___ データの抜粋

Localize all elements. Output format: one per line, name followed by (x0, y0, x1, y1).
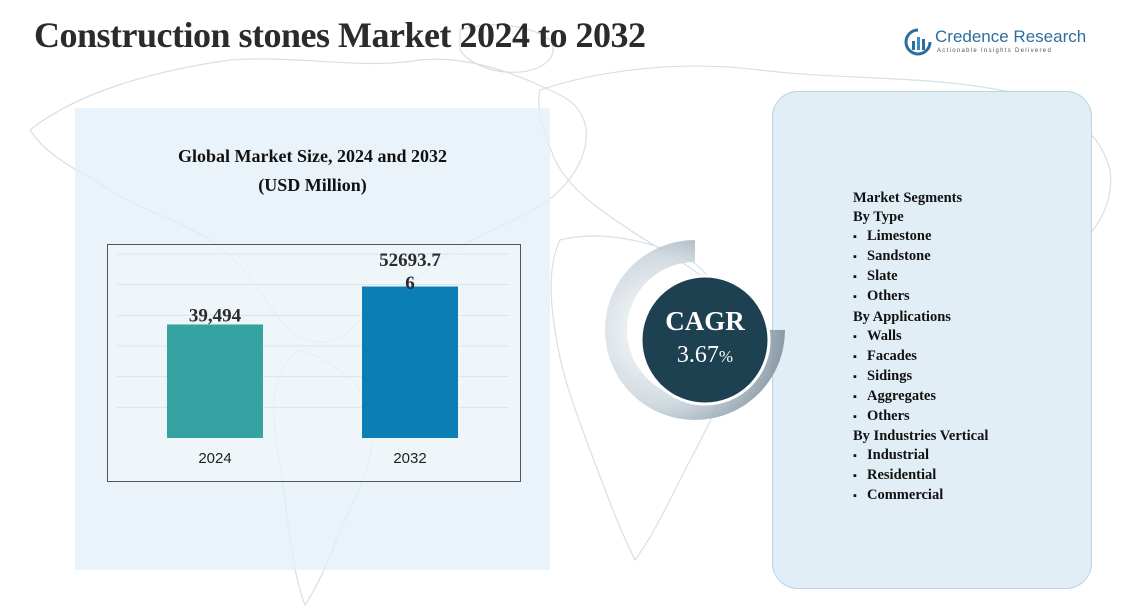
segment-item: Aggregates (853, 387, 1083, 407)
bar-2024 (167, 324, 263, 438)
value-label: 39,494 (189, 305, 242, 326)
cagr-badge (605, 240, 785, 420)
cagr-number: 3.67 (676, 342, 719, 368)
segment-item: Residential (853, 466, 1083, 486)
logo-tagline: Actionable Insights Delivered (937, 48, 1053, 54)
cagr-label: CAGR (665, 306, 745, 336)
segment-item: Facades (853, 347, 1083, 367)
value-labels: 39,494 52693.76 (189, 250, 442, 326)
segment-item: Sidings (853, 367, 1083, 387)
category-label: 2024 (198, 450, 231, 467)
segment-item: Slate (853, 267, 1083, 287)
chart-subtitle: (USD Million) (258, 175, 367, 195)
chart-panel (75, 108, 550, 570)
value-label: 6 (405, 273, 415, 294)
segments-list: Market Segments By TypeLimestoneSandstone… (853, 189, 1083, 507)
segment-item: Commercial (853, 486, 1083, 506)
segment-heading: By Industries Vertical (853, 428, 989, 445)
cagr-unit: % (718, 347, 734, 366)
segment-item: Walls (853, 327, 1083, 347)
cagr-value: 3.67% (641, 342, 769, 369)
segment-item: Industrial (853, 446, 1083, 466)
segment-item: Sandstone (853, 247, 1083, 267)
segment-heading: By Applications (853, 308, 951, 325)
segment-item: Others (853, 407, 1083, 427)
segment-item: Limestone (853, 227, 1083, 247)
chart-title: Global Market Size, 2024 and 2032 (178, 146, 447, 166)
segment-heading: By Type (853, 209, 904, 226)
chart-heading: Global Market Size, 2024 and 2032 (USD M… (75, 142, 550, 200)
page-title: Construction stones Market 2024 to 2032 (34, 15, 646, 55)
bar-2032 (362, 286, 458, 438)
bar-chart: 39,494 52693.76 2024 2032 (117, 250, 509, 467)
cagr-circle (639, 274, 771, 406)
category-label: 2032 (393, 450, 426, 467)
value-label: 52693.7 (379, 250, 441, 271)
segment-heading: Market Segments (853, 190, 963, 206)
segment-item: Others (853, 287, 1083, 307)
bars (167, 286, 458, 438)
brand-logo: Credence Research Actionable Insights De… (904, 26, 1087, 62)
credence-logo-icon (904, 28, 932, 56)
logo-name: Credence Research (935, 27, 1087, 46)
category-labels: 2024 2032 (198, 450, 426, 467)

______

— 課題の内容 —
上のデータを最初から最後まで、各行を一字も変えずに抜き出してください。ただし、画像は回答に含めないでください。

— 課題への回答 —
Localize all elements. Output format: one per line, name followed by (x0, y0, x1, y1).
segment-item: Aggregates (853, 387, 1083, 407)
bar-2024 (167, 324, 263, 438)
value-label: 39,494 (189, 305, 242, 326)
cagr-badge (605, 240, 785, 420)
cagr-number: 3.67 (676, 342, 719, 368)
segment-item: Residential (853, 466, 1083, 486)
logo-tagline: Actionable Insights Delivered (937, 48, 1053, 54)
cagr-label: CAGR (665, 306, 745, 336)
segment-item: Facades (853, 347, 1083, 367)
value-labels: 39,494 52693.76 (189, 250, 442, 326)
segment-item: Sidings (853, 367, 1083, 387)
category-label: 2024 (198, 450, 231, 467)
segment-item: Slate (853, 267, 1083, 287)
chart-subtitle: (USD Million) (258, 175, 367, 195)
chart-panel (75, 108, 550, 570)
value-label: 6 (405, 273, 415, 294)
segments-list: Market Segments By TypeLimestoneSandstone… (853, 189, 1083, 507)
segment-item: Commercial (853, 486, 1083, 506)
segment-heading: By Industries Vertical (853, 428, 989, 445)
cagr-unit: % (718, 347, 734, 366)
segment-item: Walls (853, 327, 1083, 347)
cagr-value: 3.67% (641, 342, 769, 369)
segment-item: Industrial (853, 446, 1083, 466)
segment-item: Sandstone (853, 247, 1083, 267)
segment-heading: By Applications (853, 308, 951, 325)
segment-item: Others (853, 407, 1083, 427)
segment-item: Limestone (853, 227, 1083, 247)
chart-title: Global Market Size, 2024 and 2032 (178, 146, 447, 166)
segment-heading: By Type (853, 209, 904, 226)
chart-heading: Global Market Size, 2024 and 2032 (USD M… (75, 142, 550, 200)
page-title: Construction stones Market 2024 to 2032 (34, 15, 646, 55)
bar-2032 (362, 286, 458, 438)
bar-chart: 39,494 52693.76 2024 2032 (117, 250, 509, 467)
cagr-circle (639, 274, 771, 406)
category-label: 2032 (393, 450, 426, 467)
value-label: 52693.7 (379, 250, 441, 271)
segment-heading: Market Segments (853, 190, 963, 206)
segment-item: Others (853, 287, 1083, 307)
bars (167, 286, 458, 438)
brand-logo: Credence Research Actionable Insights De… (904, 26, 1087, 62)
credence-logo-icon (904, 28, 932, 56)
logo-name: Credence Research (935, 27, 1087, 46)
category-labels: 2024 2032 (198, 450, 426, 467)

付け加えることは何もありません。